▶ [Data excerpts]:
--- start ---

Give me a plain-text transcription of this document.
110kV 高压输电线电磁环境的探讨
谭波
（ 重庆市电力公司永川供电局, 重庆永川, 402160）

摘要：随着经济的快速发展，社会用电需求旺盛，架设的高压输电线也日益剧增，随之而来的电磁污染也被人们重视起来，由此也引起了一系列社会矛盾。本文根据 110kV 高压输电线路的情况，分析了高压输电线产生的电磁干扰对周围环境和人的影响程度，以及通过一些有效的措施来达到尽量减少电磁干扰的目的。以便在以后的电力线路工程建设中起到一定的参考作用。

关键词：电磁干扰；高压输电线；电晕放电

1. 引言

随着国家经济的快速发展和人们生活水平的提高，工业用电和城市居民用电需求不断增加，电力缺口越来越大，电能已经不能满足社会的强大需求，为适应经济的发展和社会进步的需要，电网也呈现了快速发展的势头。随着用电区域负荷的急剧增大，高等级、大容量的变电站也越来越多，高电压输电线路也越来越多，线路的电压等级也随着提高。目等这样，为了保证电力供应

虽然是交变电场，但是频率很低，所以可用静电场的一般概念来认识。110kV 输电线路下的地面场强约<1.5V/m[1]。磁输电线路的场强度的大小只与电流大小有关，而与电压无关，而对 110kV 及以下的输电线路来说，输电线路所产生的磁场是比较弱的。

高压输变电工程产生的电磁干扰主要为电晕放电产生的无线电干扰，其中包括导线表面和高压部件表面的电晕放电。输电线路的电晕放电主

--- end ---
--- start ---

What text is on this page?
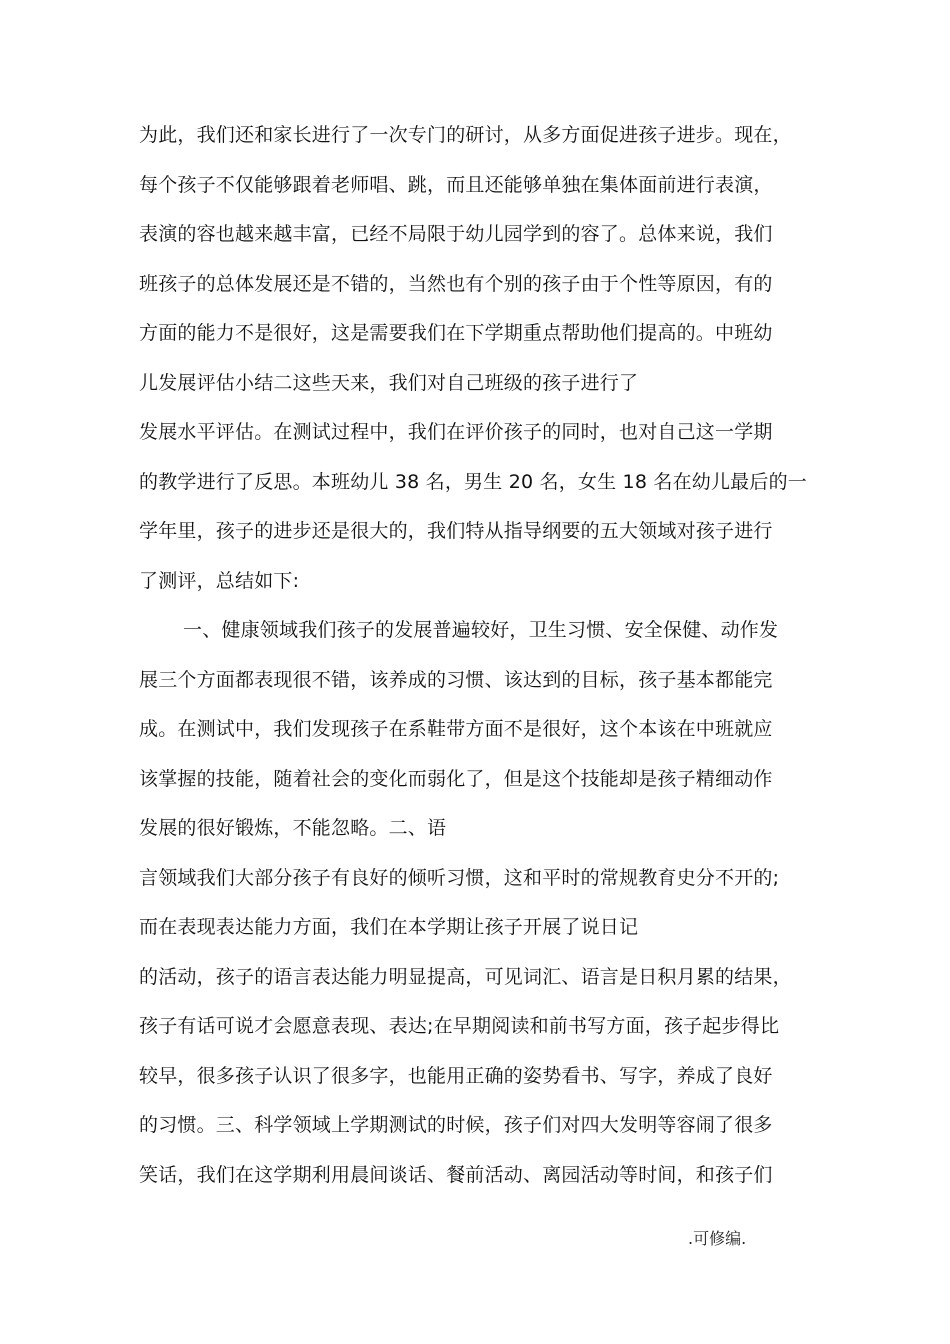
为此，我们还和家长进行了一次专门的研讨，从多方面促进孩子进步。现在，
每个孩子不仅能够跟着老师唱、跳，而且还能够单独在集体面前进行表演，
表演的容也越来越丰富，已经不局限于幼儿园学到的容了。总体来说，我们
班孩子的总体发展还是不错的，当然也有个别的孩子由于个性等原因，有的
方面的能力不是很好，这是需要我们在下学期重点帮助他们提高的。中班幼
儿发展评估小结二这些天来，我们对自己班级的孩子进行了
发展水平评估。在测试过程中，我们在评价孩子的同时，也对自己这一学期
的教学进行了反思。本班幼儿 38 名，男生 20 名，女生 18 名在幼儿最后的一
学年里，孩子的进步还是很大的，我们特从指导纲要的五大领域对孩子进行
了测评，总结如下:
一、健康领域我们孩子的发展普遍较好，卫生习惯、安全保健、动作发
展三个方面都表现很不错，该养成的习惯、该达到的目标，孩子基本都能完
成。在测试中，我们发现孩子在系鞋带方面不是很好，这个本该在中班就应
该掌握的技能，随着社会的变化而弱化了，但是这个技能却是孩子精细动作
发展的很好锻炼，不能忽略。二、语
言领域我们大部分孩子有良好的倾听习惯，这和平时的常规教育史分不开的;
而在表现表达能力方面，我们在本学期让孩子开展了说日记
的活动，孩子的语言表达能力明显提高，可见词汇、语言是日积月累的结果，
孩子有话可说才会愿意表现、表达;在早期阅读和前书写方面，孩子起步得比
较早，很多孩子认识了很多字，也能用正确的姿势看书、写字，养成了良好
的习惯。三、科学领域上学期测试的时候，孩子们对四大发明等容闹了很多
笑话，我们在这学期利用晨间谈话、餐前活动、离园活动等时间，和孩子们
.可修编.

--- end ---

▶ [WHAT IS EXPECTED]:
Return every line from the records above that holds the word "this".

▶ [SOLVED EXERCISE]:
Give me a plain-text transcription of this document.
What text is on this page?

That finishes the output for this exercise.